## INPUT RECORDS:

________________________________________

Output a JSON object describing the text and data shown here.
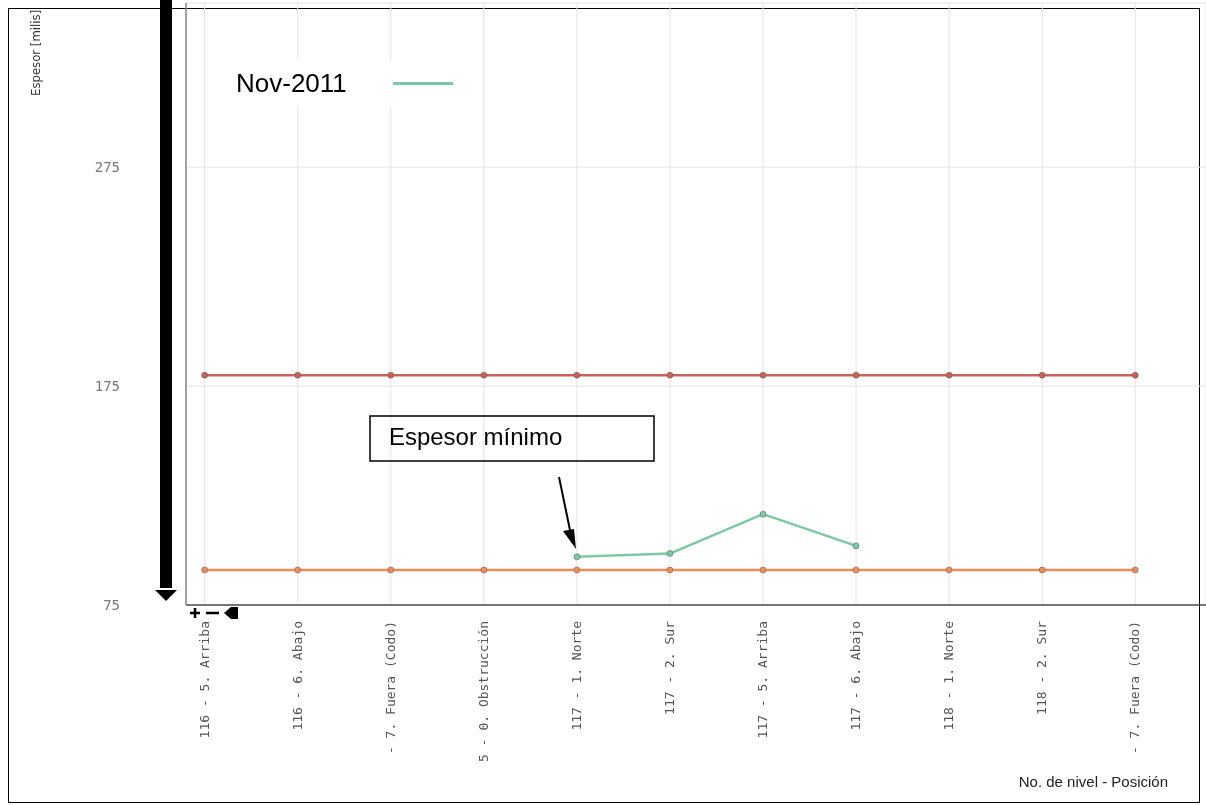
{
  "chart_data": {
    "type": "line",
    "ylabel": "Espesor [milis]",
    "xlabel": "No. de nivel - Posición",
    "categories": [
      "116 - 5. Arriba",
      "116 - 6. Abajo",
      "- 7. Fuera (Codo)",
      "5 - 0. Obstrucción",
      "117 - 1. Norte",
      "117 - 2. Sur",
      "117 - 5. Arriba",
      "117 - 6. Abajo",
      "118 - 1. Norte",
      "118 - 2. Sur",
      "- 7. Fuera (Codo)"
    ],
    "series": [
      {
        "color": "#c9625a",
        "values": [
          180,
          180,
          180,
          180,
          180,
          180,
          180,
          180,
          180,
          180,
          180
        ]
      },
      {
        "color": "#f08c5a",
        "values": [
          91,
          91,
          91,
          91,
          91,
          91,
          91,
          91,
          91,
          91,
          91
        ]
      },
      {
        "name": "Nov-2011",
        "color": "#7cc9a6",
        "values": [
          null,
          null,
          null,
          null,
          97,
          98.5,
          116.5,
          102,
          null,
          null,
          null
        ]
      }
    ],
    "ylim": [
      75,
      350
    ],
    "yticks": [
      75,
      175,
      275
    ],
    "grid": true,
    "legend": "top left",
    "marker": "circle",
    "line_style": "solid",
    "annotations": [
      "Espesor mínimo"
    ]
  }
}
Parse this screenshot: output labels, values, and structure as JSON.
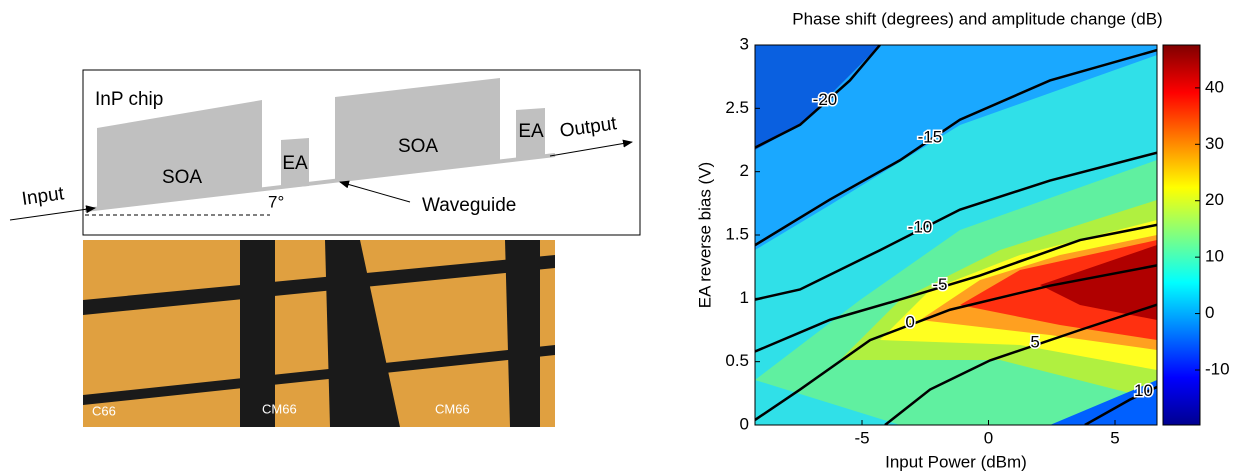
{
  "diagram": {
    "box_title": "InP chip",
    "blocks": [
      "SOA",
      "EA",
      "SOA",
      "EA"
    ],
    "input": "Input",
    "output": "Output",
    "waveguide": "Waveguide",
    "angle": "7°"
  },
  "photo": {
    "labels": [
      "C66",
      "CM66",
      "CM66"
    ]
  },
  "chart_data": {
    "type": "contour",
    "title": "Phase shift (degrees) and amplitude change (dB)",
    "x_label": "Input Power (dBm)",
    "y_label": "EA reverse bias (V)",
    "xlim": [
      -9.23,
      6.66
    ],
    "ylim": [
      0,
      3
    ],
    "xticks": [
      -5,
      0,
      5
    ],
    "yticks": [
      0,
      0.5,
      1,
      1.5,
      2,
      2.5,
      3
    ],
    "colorbar": {
      "lim": [
        -19.75,
        47.6
      ],
      "ticks": [
        -10,
        0,
        10,
        20,
        30,
        40
      ],
      "colors": [
        "#00008f",
        "#0000ff",
        "#0080ff",
        "#00ffff",
        "#80ff80",
        "#ffff00",
        "#ff8000",
        "#ff0000",
        "#800000"
      ]
    },
    "series": [
      {
        "name": "-20",
        "x": [
          -9.23,
          -7.45,
          -5.48,
          -4.29
        ],
        "y": [
          2.19,
          2.37,
          2.72,
          3.0
        ]
      },
      {
        "name": "-15",
        "x": [
          -9.23,
          -6.27,
          -3.5,
          -1.13,
          2.43,
          6.66
        ],
        "y": [
          1.42,
          1.78,
          2.09,
          2.41,
          2.72,
          2.96
        ]
      },
      {
        "name": "-10",
        "x": [
          -9.23,
          -7.45,
          -4.29,
          -1.13,
          2.43,
          6.66
        ],
        "y": [
          0.99,
          1.07,
          1.38,
          1.7,
          1.93,
          2.15
        ]
      },
      {
        "name": "-5",
        "x": [
          -9.23,
          -6.27,
          -3.5,
          -0.34,
          3.62,
          6.66
        ],
        "y": [
          0.58,
          0.83,
          0.99,
          1.18,
          1.46,
          1.58
        ]
      },
      {
        "name": "0",
        "x": [
          -9.23,
          -7.45,
          -4.68,
          -1.52,
          2.43,
          6.66
        ],
        "y": [
          0.04,
          0.28,
          0.67,
          0.91,
          1.1,
          1.26
        ]
      },
      {
        "name": "5",
        "x": [
          -4.09,
          -2.31,
          0.06,
          3.62,
          6.66
        ],
        "y": [
          0,
          0.28,
          0.51,
          0.75,
          0.95
        ]
      },
      {
        "name": "10",
        "x": [
          3.81,
          5.59,
          6.66
        ],
        "y": [
          0,
          0.2,
          0.3
        ]
      }
    ]
  }
}
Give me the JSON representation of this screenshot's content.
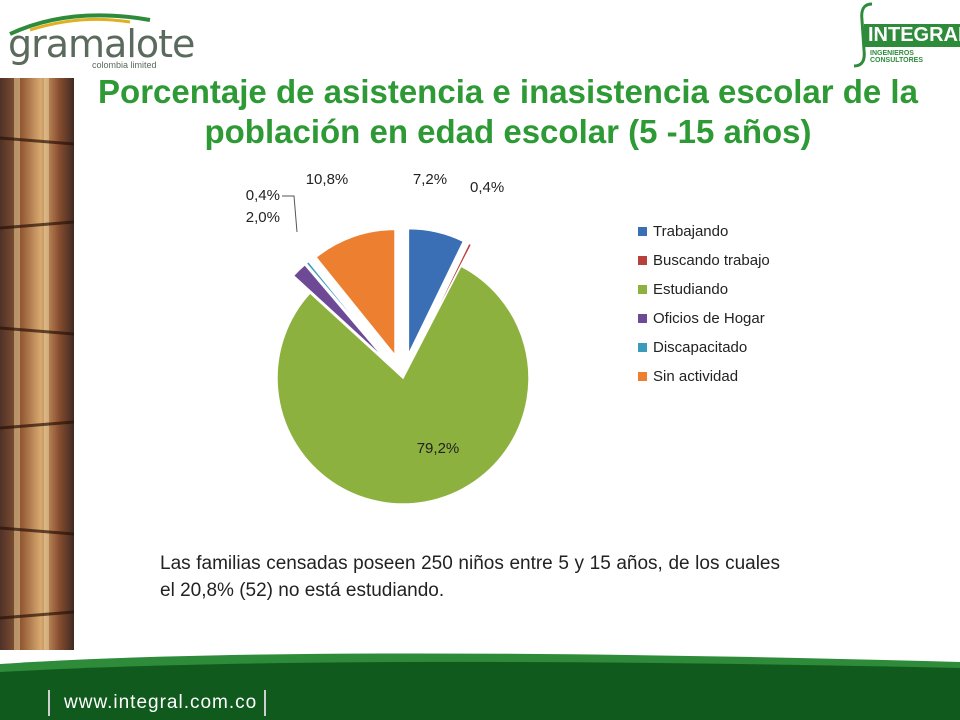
{
  "logos": {
    "left_name": "gramalote",
    "left_sub": "colombia limited",
    "right_name": "INTEGRAL",
    "right_sub": "INGENIEROS CONSULTORES"
  },
  "title": "Porcentaje de asistencia e inasistencia escolar de la población en edad escolar (5 -15 años)",
  "caption": "Las familias censadas poseen 250 niños entre 5 y 15 años, de los cuales el 20,8% (52) no está estudiando.",
  "footer": {
    "url": "www.integral.com.co"
  },
  "colors": {
    "title": "#2e9a35",
    "accent": "#2e8b3a"
  },
  "chart_data": {
    "type": "pie",
    "title": "",
    "categories": [
      "Trabajando",
      "Buscando trabajo",
      "Estudiando",
      "Oficios de Hogar",
      "Discapacitado",
      "Sin actividad"
    ],
    "values": [
      7.2,
      0.4,
      79.2,
      2.0,
      0.4,
      10.8
    ],
    "labels": [
      "7,2%",
      "0,4%",
      "79,2%",
      "2,0%",
      "0,4%",
      "10,8%"
    ],
    "colors": [
      "#3a6fb5",
      "#b8403c",
      "#8db13e",
      "#6e4a96",
      "#3a9cbd",
      "#ec8030"
    ],
    "exploded": true,
    "legend_position": "right"
  }
}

________________________________________

## SET PROBLEM:
No pictures belong in the copy; quote exactly the lines from the line containing "Give me the" through the final line of the material, both ends included.

## EXERCISE ANSWER:
Give me the JSON representation of this screenshot's content.
{
  "logos": {
    "left_name": "gramalote",
    "left_sub": "colombia limited",
    "right_name": "INTEGRAL",
    "right_sub": "INGENIEROS CONSULTORES"
  },
  "title": "Porcentaje de asistencia e inasistencia escolar de la población en edad escolar (5 -15 años)",
  "caption": "Las familias censadas poseen 250 niños entre 5 y 15 años, de los cuales el 20,8% (52) no está estudiando.",
  "footer": {
    "url": "www.integral.com.co"
  },
  "colors": {
    "title": "#2e9a35",
    "accent": "#2e8b3a"
  },
  "chart_data": {
    "type": "pie",
    "title": "",
    "categories": [
      "Trabajando",
      "Buscando trabajo",
      "Estudiando",
      "Oficios de Hogar",
      "Discapacitado",
      "Sin actividad"
    ],
    "values": [
      7.2,
      0.4,
      79.2,
      2.0,
      0.4,
      10.8
    ],
    "labels": [
      "7,2%",
      "0,4%",
      "79,2%",
      "2,0%",
      "0,4%",
      "10,8%"
    ],
    "colors": [
      "#3a6fb5",
      "#b8403c",
      "#8db13e",
      "#6e4a96",
      "#3a9cbd",
      "#ec8030"
    ],
    "exploded": true,
    "legend_position": "right"
  }
}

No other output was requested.